### Material for this task ###

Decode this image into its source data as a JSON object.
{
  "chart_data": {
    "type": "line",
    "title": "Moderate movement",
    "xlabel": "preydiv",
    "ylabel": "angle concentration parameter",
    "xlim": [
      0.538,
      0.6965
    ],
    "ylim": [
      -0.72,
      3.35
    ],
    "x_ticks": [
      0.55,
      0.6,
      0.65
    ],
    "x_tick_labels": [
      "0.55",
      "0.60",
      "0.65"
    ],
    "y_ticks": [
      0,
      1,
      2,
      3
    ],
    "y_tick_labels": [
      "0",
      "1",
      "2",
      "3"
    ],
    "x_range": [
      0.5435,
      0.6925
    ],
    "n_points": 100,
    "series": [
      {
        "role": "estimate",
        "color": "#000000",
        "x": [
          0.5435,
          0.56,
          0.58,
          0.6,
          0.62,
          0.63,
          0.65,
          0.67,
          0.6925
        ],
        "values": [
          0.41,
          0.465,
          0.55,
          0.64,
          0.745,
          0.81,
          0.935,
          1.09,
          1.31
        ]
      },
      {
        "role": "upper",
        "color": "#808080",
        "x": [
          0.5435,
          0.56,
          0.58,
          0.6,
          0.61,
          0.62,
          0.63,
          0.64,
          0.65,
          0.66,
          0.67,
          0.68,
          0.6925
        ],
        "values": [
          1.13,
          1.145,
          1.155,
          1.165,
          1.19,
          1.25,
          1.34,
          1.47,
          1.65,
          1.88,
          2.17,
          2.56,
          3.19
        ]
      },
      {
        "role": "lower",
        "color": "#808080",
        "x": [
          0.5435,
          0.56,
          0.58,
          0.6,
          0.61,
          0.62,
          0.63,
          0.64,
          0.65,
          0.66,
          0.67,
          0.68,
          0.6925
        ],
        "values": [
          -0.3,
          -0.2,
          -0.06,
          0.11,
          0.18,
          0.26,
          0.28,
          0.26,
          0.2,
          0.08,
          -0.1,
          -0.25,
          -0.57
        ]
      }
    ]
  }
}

###

*Requirements*
Retype the material in full. Each word must match.

*Correct output*
Decode this image into its source data as a JSON object.
{
  "chart_data": {
    "type": "line",
    "title": "Moderate movement",
    "xlabel": "preydiv",
    "ylabel": "angle concentration parameter",
    "xlim": [
      0.538,
      0.6965
    ],
    "ylim": [
      -0.72,
      3.35
    ],
    "x_ticks": [
      0.55,
      0.6,
      0.65
    ],
    "x_tick_labels": [
      "0.55",
      "0.60",
      "0.65"
    ],
    "y_ticks": [
      0,
      1,
      2,
      3
    ],
    "y_tick_labels": [
      "0",
      "1",
      "2",
      "3"
    ],
    "x_range": [
      0.5435,
      0.6925
    ],
    "n_points": 100,
    "series": [
      {
        "role": "estimate",
        "color": "#000000",
        "x": [
          0.5435,
          0.56,
          0.58,
          0.6,
          0.62,
          0.63,
          0.65,
          0.67,
          0.6925
        ],
        "values": [
          0.41,
          0.465,
          0.55,
          0.64,
          0.745,
          0.81,
          0.935,
          1.09,
          1.31
        ]
      },
      {
        "role": "upper",
        "color": "#808080",
        "x": [
          0.5435,
          0.56,
          0.58,
          0.6,
          0.61,
          0.62,
          0.63,
          0.64,
          0.65,
          0.66,
          0.67,
          0.68,
          0.6925
        ],
        "values": [
          1.13,
          1.145,
          1.155,
          1.165,
          1.19,
          1.25,
          1.34,
          1.47,
          1.65,
          1.88,
          2.17,
          2.56,
          3.19
        ]
      },
      {
        "role": "lower",
        "color": "#808080",
        "x": [
          0.5435,
          0.56,
          0.58,
          0.6,
          0.61,
          0.62,
          0.63,
          0.64,
          0.65,
          0.66,
          0.67,
          0.68,
          0.6925
        ],
        "values": [
          -0.3,
          -0.2,
          -0.06,
          0.11,
          0.18,
          0.26,
          0.28,
          0.26,
          0.2,
          0.08,
          -0.1,
          -0.25,
          -0.57
        ]
      }
    ]
  }
}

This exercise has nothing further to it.